▶ [TASK DESCRIPTION] Repeat the material in full. Keep every line exactly as it is.

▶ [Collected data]

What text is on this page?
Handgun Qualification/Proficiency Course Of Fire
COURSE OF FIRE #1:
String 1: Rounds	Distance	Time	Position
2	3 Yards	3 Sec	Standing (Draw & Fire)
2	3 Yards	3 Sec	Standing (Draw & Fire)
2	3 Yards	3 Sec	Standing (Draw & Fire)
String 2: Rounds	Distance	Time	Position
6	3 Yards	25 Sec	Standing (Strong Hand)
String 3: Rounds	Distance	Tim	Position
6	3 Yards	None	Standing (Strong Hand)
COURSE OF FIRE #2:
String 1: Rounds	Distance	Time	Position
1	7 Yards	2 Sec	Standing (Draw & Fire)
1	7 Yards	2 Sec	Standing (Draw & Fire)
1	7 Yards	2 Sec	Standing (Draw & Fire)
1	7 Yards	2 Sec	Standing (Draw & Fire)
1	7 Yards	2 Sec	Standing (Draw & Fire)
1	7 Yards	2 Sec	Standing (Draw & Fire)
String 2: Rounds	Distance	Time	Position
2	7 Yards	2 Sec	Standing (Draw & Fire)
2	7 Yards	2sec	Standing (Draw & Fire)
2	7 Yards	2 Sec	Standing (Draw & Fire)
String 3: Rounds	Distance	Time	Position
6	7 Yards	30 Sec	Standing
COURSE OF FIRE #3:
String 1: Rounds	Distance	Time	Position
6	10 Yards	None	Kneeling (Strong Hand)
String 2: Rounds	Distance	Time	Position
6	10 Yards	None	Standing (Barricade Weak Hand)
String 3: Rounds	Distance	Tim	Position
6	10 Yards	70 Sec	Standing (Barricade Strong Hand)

▶ [EXPECTED ANSWER]
What text is on this page?
Handgun Qualification/Proficiency Course Of Fire
COURSE OF FIRE #1:
String 1: Rounds	Distance	Time	Position
2	3 Yards	3 Sec	Standing (Draw & Fire)
2	3 Yards	3 Sec	Standing (Draw & Fire)
2	3 Yards	3 Sec	Standing (Draw & Fire)
String 2: Rounds	Distance	Time	Position
6	3 Yards	25 Sec	Standing (Strong Hand)
String 3: Rounds	Distance	Tim	Position
6	3 Yards	None	Standing (Strong Hand)
COURSE OF FIRE #2:
String 1: Rounds	Distance	Time	Position
1	7 Yards	2 Sec	Standing (Draw & Fire)
1	7 Yards	2 Sec	Standing (Draw & Fire)
1	7 Yards	2 Sec	Standing (Draw & Fire)
1	7 Yards	2 Sec	Standing (Draw & Fire)
1	7 Yards	2 Sec	Standing (Draw & Fire)
1	7 Yards	2 Sec	Standing (Draw & Fire)
String 2: Rounds	Distance	Time	Position
2	7 Yards	2 Sec	Standing (Draw & Fire)
2	7 Yards	2sec	Standing (Draw & Fire)
2	7 Yards	2 Sec	Standing (Draw & Fire)
String 3: Rounds	Distance	Time	Position
6	7 Yards	30 Sec	Standing
COURSE OF FIRE #3:
String 1: Rounds	Distance	Time	Position
6	10 Yards	None	Kneeling (Strong Hand)
String 2: Rounds	Distance	Time	Position
6	10 Yards	None	Standing (Barricade Weak Hand)
String 3: Rounds	Distance	Tim	Position
6	10 Yards	70 Sec	Standing (Barricade Strong Hand)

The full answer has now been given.